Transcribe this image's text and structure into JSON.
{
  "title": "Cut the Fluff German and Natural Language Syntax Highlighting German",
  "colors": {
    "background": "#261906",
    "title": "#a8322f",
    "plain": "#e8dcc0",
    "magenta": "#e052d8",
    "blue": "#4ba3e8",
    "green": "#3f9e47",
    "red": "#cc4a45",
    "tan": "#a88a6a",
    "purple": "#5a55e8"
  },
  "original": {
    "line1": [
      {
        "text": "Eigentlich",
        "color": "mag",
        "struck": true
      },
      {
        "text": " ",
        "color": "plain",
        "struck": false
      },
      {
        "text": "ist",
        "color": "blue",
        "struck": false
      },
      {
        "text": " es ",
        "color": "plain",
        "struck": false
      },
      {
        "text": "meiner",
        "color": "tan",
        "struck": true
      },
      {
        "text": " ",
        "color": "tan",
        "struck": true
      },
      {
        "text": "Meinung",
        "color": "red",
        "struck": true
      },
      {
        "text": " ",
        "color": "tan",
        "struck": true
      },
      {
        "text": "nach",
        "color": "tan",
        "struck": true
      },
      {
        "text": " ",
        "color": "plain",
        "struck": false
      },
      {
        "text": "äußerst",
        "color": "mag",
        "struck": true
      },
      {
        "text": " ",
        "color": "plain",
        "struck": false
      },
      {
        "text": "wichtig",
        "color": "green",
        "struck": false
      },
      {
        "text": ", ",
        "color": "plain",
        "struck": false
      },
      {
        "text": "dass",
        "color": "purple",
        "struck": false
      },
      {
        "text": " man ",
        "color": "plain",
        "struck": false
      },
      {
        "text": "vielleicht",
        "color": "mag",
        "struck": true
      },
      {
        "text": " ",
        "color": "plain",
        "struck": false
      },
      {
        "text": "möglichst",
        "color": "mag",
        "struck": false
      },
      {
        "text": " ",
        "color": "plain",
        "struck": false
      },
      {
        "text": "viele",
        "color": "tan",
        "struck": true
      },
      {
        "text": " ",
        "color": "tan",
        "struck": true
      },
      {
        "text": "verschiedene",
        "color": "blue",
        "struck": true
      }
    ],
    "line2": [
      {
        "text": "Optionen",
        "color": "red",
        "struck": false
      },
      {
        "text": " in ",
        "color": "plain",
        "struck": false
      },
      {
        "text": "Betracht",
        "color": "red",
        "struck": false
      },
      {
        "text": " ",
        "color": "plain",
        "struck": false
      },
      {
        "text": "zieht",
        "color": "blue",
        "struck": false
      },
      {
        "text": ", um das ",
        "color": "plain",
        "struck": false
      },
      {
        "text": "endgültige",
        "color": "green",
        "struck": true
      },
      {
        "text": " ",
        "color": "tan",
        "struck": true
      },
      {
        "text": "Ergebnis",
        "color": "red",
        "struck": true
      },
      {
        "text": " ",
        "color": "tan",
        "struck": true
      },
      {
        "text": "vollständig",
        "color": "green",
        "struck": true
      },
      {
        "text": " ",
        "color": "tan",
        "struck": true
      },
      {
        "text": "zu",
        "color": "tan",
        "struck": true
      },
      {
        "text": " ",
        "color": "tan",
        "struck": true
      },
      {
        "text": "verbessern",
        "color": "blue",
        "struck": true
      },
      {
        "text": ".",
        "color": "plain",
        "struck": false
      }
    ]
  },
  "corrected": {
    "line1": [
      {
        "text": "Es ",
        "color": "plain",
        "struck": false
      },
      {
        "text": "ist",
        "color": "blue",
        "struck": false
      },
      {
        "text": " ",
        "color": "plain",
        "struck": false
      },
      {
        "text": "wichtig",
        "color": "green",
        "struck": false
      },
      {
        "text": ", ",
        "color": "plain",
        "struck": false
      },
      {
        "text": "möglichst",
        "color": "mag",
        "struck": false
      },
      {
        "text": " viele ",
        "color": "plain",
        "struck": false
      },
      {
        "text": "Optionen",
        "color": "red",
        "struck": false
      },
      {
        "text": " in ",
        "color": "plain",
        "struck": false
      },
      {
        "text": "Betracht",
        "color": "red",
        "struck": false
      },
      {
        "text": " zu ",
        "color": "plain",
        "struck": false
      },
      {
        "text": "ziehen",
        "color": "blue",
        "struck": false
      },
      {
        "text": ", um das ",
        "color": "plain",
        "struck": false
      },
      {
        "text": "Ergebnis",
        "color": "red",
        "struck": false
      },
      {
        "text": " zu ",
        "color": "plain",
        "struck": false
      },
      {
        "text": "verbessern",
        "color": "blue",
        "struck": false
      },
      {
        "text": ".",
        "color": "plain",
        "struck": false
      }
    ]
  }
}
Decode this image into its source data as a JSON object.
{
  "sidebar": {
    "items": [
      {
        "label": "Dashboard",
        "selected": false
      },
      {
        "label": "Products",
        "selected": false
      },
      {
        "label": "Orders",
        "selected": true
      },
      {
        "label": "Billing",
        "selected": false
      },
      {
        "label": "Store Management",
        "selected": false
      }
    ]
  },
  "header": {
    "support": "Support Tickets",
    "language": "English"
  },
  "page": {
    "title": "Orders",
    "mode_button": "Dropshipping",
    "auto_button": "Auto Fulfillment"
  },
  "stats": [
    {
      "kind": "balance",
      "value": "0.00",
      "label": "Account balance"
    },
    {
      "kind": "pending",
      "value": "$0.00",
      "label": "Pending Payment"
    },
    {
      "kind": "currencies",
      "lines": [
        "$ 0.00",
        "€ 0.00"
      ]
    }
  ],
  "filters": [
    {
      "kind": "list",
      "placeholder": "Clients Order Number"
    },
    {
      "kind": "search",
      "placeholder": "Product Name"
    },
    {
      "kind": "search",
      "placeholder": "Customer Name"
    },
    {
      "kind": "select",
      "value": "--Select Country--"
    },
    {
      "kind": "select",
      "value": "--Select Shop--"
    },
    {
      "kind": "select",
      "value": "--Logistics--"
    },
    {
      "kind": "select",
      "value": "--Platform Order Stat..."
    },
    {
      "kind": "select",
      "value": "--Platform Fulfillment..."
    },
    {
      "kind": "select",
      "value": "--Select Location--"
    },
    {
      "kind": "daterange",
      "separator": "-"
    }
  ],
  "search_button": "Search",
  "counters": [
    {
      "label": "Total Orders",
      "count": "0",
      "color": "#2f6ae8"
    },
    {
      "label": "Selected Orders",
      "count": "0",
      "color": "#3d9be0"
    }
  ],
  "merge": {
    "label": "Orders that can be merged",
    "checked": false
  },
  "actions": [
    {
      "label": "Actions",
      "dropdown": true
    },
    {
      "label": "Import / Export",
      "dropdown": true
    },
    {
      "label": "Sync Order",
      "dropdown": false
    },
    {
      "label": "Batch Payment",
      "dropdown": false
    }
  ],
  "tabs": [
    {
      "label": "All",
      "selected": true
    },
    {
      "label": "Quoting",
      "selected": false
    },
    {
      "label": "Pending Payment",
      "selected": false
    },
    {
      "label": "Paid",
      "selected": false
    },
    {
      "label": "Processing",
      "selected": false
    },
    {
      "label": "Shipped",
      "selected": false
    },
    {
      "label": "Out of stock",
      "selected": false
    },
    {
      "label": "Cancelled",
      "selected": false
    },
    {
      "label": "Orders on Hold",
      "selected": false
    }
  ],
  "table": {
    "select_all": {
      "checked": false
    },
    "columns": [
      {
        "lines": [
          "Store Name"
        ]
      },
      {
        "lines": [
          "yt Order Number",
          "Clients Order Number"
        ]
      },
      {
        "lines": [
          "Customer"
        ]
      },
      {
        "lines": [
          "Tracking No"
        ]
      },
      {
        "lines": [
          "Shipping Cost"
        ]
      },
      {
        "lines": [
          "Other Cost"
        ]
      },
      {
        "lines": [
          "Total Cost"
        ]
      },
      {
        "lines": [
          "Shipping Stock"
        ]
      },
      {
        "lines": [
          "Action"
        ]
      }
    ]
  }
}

Aim
Write out each line of the data above again, exactly as given.

Exercise result
Transcribe this image's text and structure into JSON.
{
  "title": "Cut the Fluff German and Natural Language Syntax Highlighting German",
  "colors": {
    "background": "#261906",
    "title": "#a8322f",
    "plain": "#e8dcc0",
    "magenta": "#e052d8",
    "blue": "#4ba3e8",
    "green": "#3f9e47",
    "red": "#cc4a45",
    "tan": "#a88a6a",
    "purple": "#5a55e8"
  },
  "original": {
    "line1": [
      {
        "text": "Eigentlich",
        "color": "mag",
        "struck": true
      },
      {
        "text": " ",
        "color": "plain",
        "struck": false
      },
      {
        "text": "ist",
        "color": "blue",
        "struck": false
      },
      {
        "text": " es ",
        "color": "plain",
        "struck": false
      },
      {
        "text": "meiner",
        "color": "tan",
        "struck": true
      },
      {
        "text": " ",
        "color": "tan",
        "struck": true
      },
      {
        "text": "Meinung",
        "color": "red",
        "struck": true
      },
      {
        "text": " ",
        "color": "tan",
        "struck": true
      },
      {
        "text": "nach",
        "color": "tan",
        "struck": true
      },
      {
        "text": " ",
        "color": "plain",
        "struck": false
      },
      {
        "text": "äußerst",
        "color": "mag",
        "struck": true
      },
      {
        "text": " ",
        "color": "plain",
        "struck": false
      },
      {
        "text": "wichtig",
        "color": "green",
        "struck": false
      },
      {
        "text": ", ",
        "color": "plain",
        "struck": false
      },
      {
        "text": "dass",
        "color": "purple",
        "struck": false
      },
      {
        "text": " man ",
        "color": "plain",
        "struck": false
      },
      {
        "text": "vielleicht",
        "color": "mag",
        "struck": true
      },
      {
        "text": " ",
        "color": "plain",
        "struck": false
      },
      {
        "text": "möglichst",
        "color": "mag",
        "struck": false
      },
      {
        "text": " ",
        "color": "plain",
        "struck": false
      },
      {
        "text": "viele",
        "color": "tan",
        "struck": true
      },
      {
        "text": " ",
        "color": "tan",
        "struck": true
      },
      {
        "text": "verschiedene",
        "color": "blue",
        "struck": true
      }
    ],
    "line2": [
      {
        "text": "Optionen",
        "color": "red",
        "struck": false
      },
      {
        "text": " in ",
        "color": "plain",
        "struck": false
      },
      {
        "text": "Betracht",
        "color": "red",
        "struck": false
      },
      {
        "text": " ",
        "color": "plain",
        "struck": false
      },
      {
        "text": "zieht",
        "color": "blue",
        "struck": false
      },
      {
        "text": ", um das ",
        "color": "plain",
        "struck": false
      },
      {
        "text": "endgültige",
        "color": "green",
        "struck": true
      },
      {
        "text": " ",
        "color": "tan",
        "struck": true
      },
      {
        "text": "Ergebnis",
        "color": "red",
        "struck": true
      },
      {
        "text": " ",
        "color": "tan",
        "struck": true
      },
      {
        "text": "vollständig",
        "color": "green",
        "struck": true
      },
      {
        "text": " ",
        "color": "tan",
        "struck": true
      },
      {
        "text": "zu",
        "color": "tan",
        "struck": true
      },
      {
        "text": " ",
        "color": "tan",
        "struck": true
      },
      {
        "text": "verbessern",
        "color": "blue",
        "struck": true
      },
      {
        "text": ".",
        "color": "plain",
        "struck": false
      }
    ]
  },
  "corrected": {
    "line1": [
      {
        "text": "Es ",
        "color": "plain",
        "struck": false
      },
      {
        "text": "ist",
        "color": "blue",
        "struck": false
      },
      {
        "text": " ",
        "color": "plain",
        "struck": false
      },
      {
        "text": "wichtig",
        "color": "green",
        "struck": false
      },
      {
        "text": ", ",
        "color": "plain",
        "struck": false
      },
      {
        "text": "möglichst",
        "color": "mag",
        "struck": false
      },
      {
        "text": " viele ",
        "color": "plain",
        "struck": false
      },
      {
        "text": "Optionen",
        "color": "red",
        "struck": false
      },
      {
        "text": " in ",
        "color": "plain",
        "struck": false
      },
      {
        "text": "Betracht",
        "color": "red",
        "struck": false
      },
      {
        "text": " zu ",
        "color": "plain",
        "struck": false
      },
      {
        "text": "ziehen",
        "color": "blue",
        "struck": false
      },
      {
        "text": ", um das ",
        "color": "plain",
        "struck": false
      },
      {
        "text": "Ergebnis",
        "color": "red",
        "struck": false
      },
      {
        "text": " zu ",
        "color": "plain",
        "struck": false
      },
      {
        "text": "verbessern",
        "color": "blue",
        "struck": false
      },
      {
        "text": ".",
        "color": "plain",
        "struck": false
      }
    ]
  }
}
Decode this image into its source data as a JSON object.
{
  "sidebar": {
    "items": [
      {
        "label": "Dashboard",
        "selected": false
      },
      {
        "label": "Products",
        "selected": false
      },
      {
        "label": "Orders",
        "selected": true
      },
      {
        "label": "Billing",
        "selected": false
      },
      {
        "label": "Store Management",
        "selected": false
      }
    ]
  },
  "header": {
    "support": "Support Tickets",
    "language": "English"
  },
  "page": {
    "title": "Orders",
    "mode_button": "Dropshipping",
    "auto_button": "Auto Fulfillment"
  },
  "stats": [
    {
      "kind": "balance",
      "value": "0.00",
      "label": "Account balance"
    },
    {
      "kind": "pending",
      "value": "$0.00",
      "label": "Pending Payment"
    },
    {
      "kind": "currencies",
      "lines": [
        "$ 0.00",
        "€ 0.00"
      ]
    }
  ],
  "filters": [
    {
      "kind": "list",
      "placeholder": "Clients Order Number"
    },
    {
      "kind": "search",
      "placeholder": "Product Name"
    },
    {
      "kind": "search",
      "placeholder": "Customer Name"
    },
    {
      "kind": "select",
      "value": "--Select Country--"
    },
    {
      "kind": "select",
      "value": "--Select Shop--"
    },
    {
      "kind": "select",
      "value": "--Logistics--"
    },
    {
      "kind": "select",
      "value": "--Platform Order Stat..."
    },
    {
      "kind": "select",
      "value": "--Platform Fulfillment..."
    },
    {
      "kind": "select",
      "value": "--Select Location--"
    },
    {
      "kind": "daterange",
      "separator": "-"
    }
  ],
  "search_button": "Search",
  "counters": [
    {
      "label": "Total Orders",
      "count": "0",
      "color": "#2f6ae8"
    },
    {
      "label": "Selected Orders",
      "count": "0",
      "color": "#3d9be0"
    }
  ],
  "merge": {
    "label": "Orders that can be merged",
    "checked": false
  },
  "actions": [
    {
      "label": "Actions",
      "dropdown": true
    },
    {
      "label": "Import / Export",
      "dropdown": true
    },
    {
      "label": "Sync Order",
      "dropdown": false
    },
    {
      "label": "Batch Payment",
      "dropdown": false
    }
  ],
  "tabs": [
    {
      "label": "All",
      "selected": true
    },
    {
      "label": "Quoting",
      "selected": false
    },
    {
      "label": "Pending Payment",
      "selected": false
    },
    {
      "label": "Paid",
      "selected": false
    },
    {
      "label": "Processing",
      "selected": false
    },
    {
      "label": "Shipped",
      "selected": false
    },
    {
      "label": "Out of stock",
      "selected": false
    },
    {
      "label": "Cancelled",
      "selected": false
    },
    {
      "label": "Orders on Hold",
      "selected": false
    }
  ],
  "table": {
    "select_all": {
      "checked": false
    },
    "columns": [
      {
        "lines": [
          "Store Name"
        ]
      },
      {
        "lines": [
          "yt Order Number",
          "Clients Order Number"
        ]
      },
      {
        "lines": [
          "Customer"
        ]
      },
      {
        "lines": [
          "Tracking No"
        ]
      },
      {
        "lines": [
          "Shipping Cost"
        ]
      },
      {
        "lines": [
          "Other Cost"
        ]
      },
      {
        "lines": [
          "Total Cost"
        ]
      },
      {
        "lines": [
          "Shipping Stock"
        ]
      },
      {
        "lines": [
          "Action"
        ]
      }
    ]
  }
}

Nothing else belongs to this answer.